§ TO BE DONE: Write out all entries word for word.

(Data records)
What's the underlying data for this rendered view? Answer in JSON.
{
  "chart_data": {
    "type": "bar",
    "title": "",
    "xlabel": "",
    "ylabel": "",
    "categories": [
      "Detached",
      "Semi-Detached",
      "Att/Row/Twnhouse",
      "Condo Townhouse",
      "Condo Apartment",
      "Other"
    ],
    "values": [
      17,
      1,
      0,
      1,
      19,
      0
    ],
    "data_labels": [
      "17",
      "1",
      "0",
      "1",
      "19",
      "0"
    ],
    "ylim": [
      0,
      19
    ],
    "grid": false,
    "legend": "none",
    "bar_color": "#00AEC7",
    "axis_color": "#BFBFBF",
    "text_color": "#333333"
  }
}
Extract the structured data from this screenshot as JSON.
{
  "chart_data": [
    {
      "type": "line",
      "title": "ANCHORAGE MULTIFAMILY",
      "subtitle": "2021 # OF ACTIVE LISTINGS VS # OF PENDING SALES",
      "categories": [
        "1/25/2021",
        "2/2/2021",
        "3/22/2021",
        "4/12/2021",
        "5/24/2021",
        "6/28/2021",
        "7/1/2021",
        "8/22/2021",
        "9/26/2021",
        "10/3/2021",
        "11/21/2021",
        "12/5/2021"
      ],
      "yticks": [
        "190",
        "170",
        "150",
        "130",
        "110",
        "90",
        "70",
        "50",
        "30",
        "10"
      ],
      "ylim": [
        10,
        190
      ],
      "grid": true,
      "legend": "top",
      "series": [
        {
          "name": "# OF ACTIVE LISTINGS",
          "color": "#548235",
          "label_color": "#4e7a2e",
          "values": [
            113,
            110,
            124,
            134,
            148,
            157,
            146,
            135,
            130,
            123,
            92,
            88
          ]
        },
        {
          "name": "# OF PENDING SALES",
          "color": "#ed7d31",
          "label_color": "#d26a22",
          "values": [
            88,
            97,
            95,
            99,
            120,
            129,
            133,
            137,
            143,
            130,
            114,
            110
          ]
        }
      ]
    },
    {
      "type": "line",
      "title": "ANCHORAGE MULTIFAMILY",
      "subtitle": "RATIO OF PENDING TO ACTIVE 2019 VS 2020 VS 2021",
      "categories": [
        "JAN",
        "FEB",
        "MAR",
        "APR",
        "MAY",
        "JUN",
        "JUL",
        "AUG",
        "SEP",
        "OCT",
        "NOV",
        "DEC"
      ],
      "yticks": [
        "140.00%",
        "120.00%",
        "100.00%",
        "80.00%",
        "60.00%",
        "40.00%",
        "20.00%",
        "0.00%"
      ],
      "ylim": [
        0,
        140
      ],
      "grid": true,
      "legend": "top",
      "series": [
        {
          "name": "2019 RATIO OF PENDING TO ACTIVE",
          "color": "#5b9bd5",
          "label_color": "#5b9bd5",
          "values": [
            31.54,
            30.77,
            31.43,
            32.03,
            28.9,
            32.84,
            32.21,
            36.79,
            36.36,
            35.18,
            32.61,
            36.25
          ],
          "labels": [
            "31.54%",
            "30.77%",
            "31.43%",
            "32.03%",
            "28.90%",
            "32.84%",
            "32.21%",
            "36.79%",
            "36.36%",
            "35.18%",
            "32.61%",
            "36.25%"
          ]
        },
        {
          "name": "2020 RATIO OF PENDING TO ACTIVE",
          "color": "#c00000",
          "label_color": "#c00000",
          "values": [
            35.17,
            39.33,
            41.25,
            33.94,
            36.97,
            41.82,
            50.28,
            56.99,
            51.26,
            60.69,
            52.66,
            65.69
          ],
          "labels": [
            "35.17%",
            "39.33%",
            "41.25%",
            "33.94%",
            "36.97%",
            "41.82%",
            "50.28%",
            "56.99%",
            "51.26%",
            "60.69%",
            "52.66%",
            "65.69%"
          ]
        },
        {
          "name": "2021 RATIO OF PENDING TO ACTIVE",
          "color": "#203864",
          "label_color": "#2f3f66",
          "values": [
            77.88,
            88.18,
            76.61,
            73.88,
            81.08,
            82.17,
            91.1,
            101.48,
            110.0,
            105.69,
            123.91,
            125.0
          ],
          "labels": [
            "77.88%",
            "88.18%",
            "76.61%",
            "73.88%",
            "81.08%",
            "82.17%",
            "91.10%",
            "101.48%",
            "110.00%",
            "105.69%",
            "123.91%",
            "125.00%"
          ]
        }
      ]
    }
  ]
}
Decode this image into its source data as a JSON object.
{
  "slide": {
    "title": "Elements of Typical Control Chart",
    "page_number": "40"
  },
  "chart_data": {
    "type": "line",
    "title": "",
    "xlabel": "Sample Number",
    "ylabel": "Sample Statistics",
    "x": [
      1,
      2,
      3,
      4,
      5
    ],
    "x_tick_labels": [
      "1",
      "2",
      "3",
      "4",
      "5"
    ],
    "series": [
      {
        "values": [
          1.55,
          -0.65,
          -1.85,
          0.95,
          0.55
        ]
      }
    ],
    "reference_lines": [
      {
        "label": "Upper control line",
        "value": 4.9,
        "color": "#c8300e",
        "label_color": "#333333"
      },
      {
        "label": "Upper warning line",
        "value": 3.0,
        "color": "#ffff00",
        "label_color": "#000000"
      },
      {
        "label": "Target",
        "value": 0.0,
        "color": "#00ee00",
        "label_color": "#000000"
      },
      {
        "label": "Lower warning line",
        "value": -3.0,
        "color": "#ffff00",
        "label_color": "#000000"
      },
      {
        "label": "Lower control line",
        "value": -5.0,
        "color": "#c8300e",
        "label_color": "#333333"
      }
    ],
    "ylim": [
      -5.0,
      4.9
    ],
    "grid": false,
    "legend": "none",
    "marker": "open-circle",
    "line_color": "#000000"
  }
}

§ FULL ANSWER:
What's the underlying data for this rendered view? Answer in JSON.
{
  "chart_data": {
    "type": "bar",
    "title": "",
    "xlabel": "",
    "ylabel": "",
    "categories": [
      "Detached",
      "Semi-Detached",
      "Att/Row/Twnhouse",
      "Condo Townhouse",
      "Condo Apartment",
      "Other"
    ],
    "values": [
      17,
      1,
      0,
      1,
      19,
      0
    ],
    "data_labels": [
      "17",
      "1",
      "0",
      "1",
      "19",
      "0"
    ],
    "ylim": [
      0,
      19
    ],
    "grid": false,
    "legend": "none",
    "bar_color": "#00AEC7",
    "axis_color": "#BFBFBF",
    "text_color": "#333333"
  }
}
Extract the structured data from this screenshot as JSON.
{
  "chart_data": [
    {
      "type": "line",
      "title": "ANCHORAGE MULTIFAMILY",
      "subtitle": "2021 # OF ACTIVE LISTINGS VS # OF PENDING SALES",
      "categories": [
        "1/25/2021",
        "2/2/2021",
        "3/22/2021",
        "4/12/2021",
        "5/24/2021",
        "6/28/2021",
        "7/1/2021",
        "8/22/2021",
        "9/26/2021",
        "10/3/2021",
        "11/21/2021",
        "12/5/2021"
      ],
      "yticks": [
        "190",
        "170",
        "150",
        "130",
        "110",
        "90",
        "70",
        "50",
        "30",
        "10"
      ],
      "ylim": [
        10,
        190
      ],
      "grid": true,
      "legend": "top",
      "series": [
        {
          "name": "# OF ACTIVE LISTINGS",
          "color": "#548235",
          "label_color": "#4e7a2e",
          "values": [
            113,
            110,
            124,
            134,
            148,
            157,
            146,
            135,
            130,
            123,
            92,
            88
          ]
        },
        {
          "name": "# OF PENDING SALES",
          "color": "#ed7d31",
          "label_color": "#d26a22",
          "values": [
            88,
            97,
            95,
            99,
            120,
            129,
            133,
            137,
            143,
            130,
            114,
            110
          ]
        }
      ]
    },
    {
      "type": "line",
      "title": "ANCHORAGE MULTIFAMILY",
      "subtitle": "RATIO OF PENDING TO ACTIVE 2019 VS 2020 VS 2021",
      "categories": [
        "JAN",
        "FEB",
        "MAR",
        "APR",
        "MAY",
        "JUN",
        "JUL",
        "AUG",
        "SEP",
        "OCT",
        "NOV",
        "DEC"
      ],
      "yticks": [
        "140.00%",
        "120.00%",
        "100.00%",
        "80.00%",
        "60.00%",
        "40.00%",
        "20.00%",
        "0.00%"
      ],
      "ylim": [
        0,
        140
      ],
      "grid": true,
      "legend": "top",
      "series": [
        {
          "name": "2019 RATIO OF PENDING TO ACTIVE",
          "color": "#5b9bd5",
          "label_color": "#5b9bd5",
          "values": [
            31.54,
            30.77,
            31.43,
            32.03,
            28.9,
            32.84,
            32.21,
            36.79,
            36.36,
            35.18,
            32.61,
            36.25
          ],
          "labels": [
            "31.54%",
            "30.77%",
            "31.43%",
            "32.03%",
            "28.90%",
            "32.84%",
            "32.21%",
            "36.79%",
            "36.36%",
            "35.18%",
            "32.61%",
            "36.25%"
          ]
        },
        {
          "name": "2020 RATIO OF PENDING TO ACTIVE",
          "color": "#c00000",
          "label_color": "#c00000",
          "values": [
            35.17,
            39.33,
            41.25,
            33.94,
            36.97,
            41.82,
            50.28,
            56.99,
            51.26,
            60.69,
            52.66,
            65.69
          ],
          "labels": [
            "35.17%",
            "39.33%",
            "41.25%",
            "33.94%",
            "36.97%",
            "41.82%",
            "50.28%",
            "56.99%",
            "51.26%",
            "60.69%",
            "52.66%",
            "65.69%"
          ]
        },
        {
          "name": "2021 RATIO OF PENDING TO ACTIVE",
          "color": "#203864",
          "label_color": "#2f3f66",
          "values": [
            77.88,
            88.18,
            76.61,
            73.88,
            81.08,
            82.17,
            91.1,
            101.48,
            110.0,
            105.69,
            123.91,
            125.0
          ],
          "labels": [
            "77.88%",
            "88.18%",
            "76.61%",
            "73.88%",
            "81.08%",
            "82.17%",
            "91.10%",
            "101.48%",
            "110.00%",
            "105.69%",
            "123.91%",
            "125.00%"
          ]
        }
      ]
    }
  ]
}
Decode this image into its source data as a JSON object.
{
  "slide": {
    "title": "Elements of Typical Control Chart",
    "page_number": "40"
  },
  "chart_data": {
    "type": "line",
    "title": "",
    "xlabel": "Sample Number",
    "ylabel": "Sample Statistics",
    "x": [
      1,
      2,
      3,
      4,
      5
    ],
    "x_tick_labels": [
      "1",
      "2",
      "3",
      "4",
      "5"
    ],
    "series": [
      {
        "values": [
          1.55,
          -0.65,
          -1.85,
          0.95,
          0.55
        ]
      }
    ],
    "reference_lines": [
      {
        "label": "Upper control line",
        "value": 4.9,
        "color": "#c8300e",
        "label_color": "#333333"
      },
      {
        "label": "Upper warning line",
        "value": 3.0,
        "color": "#ffff00",
        "label_color": "#000000"
      },
      {
        "label": "Target",
        "value": 0.0,
        "color": "#00ee00",
        "label_color": "#000000"
      },
      {
        "label": "Lower warning line",
        "value": -3.0,
        "color": "#ffff00",
        "label_color": "#000000"
      },
      {
        "label": "Lower control line",
        "value": -5.0,
        "color": "#c8300e",
        "label_color": "#333333"
      }
    ],
    "ylim": [
      -5.0,
      4.9
    ],
    "grid": false,
    "legend": "none",
    "marker": "open-circle",
    "line_color": "#000000"
  }
}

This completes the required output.